-------- Input data
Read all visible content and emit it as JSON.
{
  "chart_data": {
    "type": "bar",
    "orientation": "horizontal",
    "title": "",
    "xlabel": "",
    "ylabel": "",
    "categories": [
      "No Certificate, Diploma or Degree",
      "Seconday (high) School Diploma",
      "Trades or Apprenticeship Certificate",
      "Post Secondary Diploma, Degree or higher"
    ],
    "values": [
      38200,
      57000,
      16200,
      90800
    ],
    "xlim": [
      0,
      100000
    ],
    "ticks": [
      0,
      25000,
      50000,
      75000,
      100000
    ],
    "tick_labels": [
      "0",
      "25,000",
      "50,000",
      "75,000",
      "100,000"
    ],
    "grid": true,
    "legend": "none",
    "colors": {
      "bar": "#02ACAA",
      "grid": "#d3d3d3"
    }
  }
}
----------------
◆ Direction:
Reproduce the data shown above exactly.

◆ Exercise result:
Read all visible content and emit it as JSON.
{
  "chart_data": {
    "type": "bar",
    "orientation": "horizontal",
    "title": "",
    "xlabel": "",
    "ylabel": "",
    "categories": [
      "No Certificate, Diploma or Degree",
      "Seconday (high) School Diploma",
      "Trades or Apprenticeship Certificate",
      "Post Secondary Diploma, Degree or higher"
    ],
    "values": [
      38200,
      57000,
      16200,
      90800
    ],
    "xlim": [
      0,
      100000
    ],
    "ticks": [
      0,
      25000,
      50000,
      75000,
      100000
    ],
    "tick_labels": [
      "0",
      "25,000",
      "50,000",
      "75,000",
      "100,000"
    ],
    "grid": true,
    "legend": "none",
    "colors": {
      "bar": "#02ACAA",
      "grid": "#d3d3d3"
    }
  }
}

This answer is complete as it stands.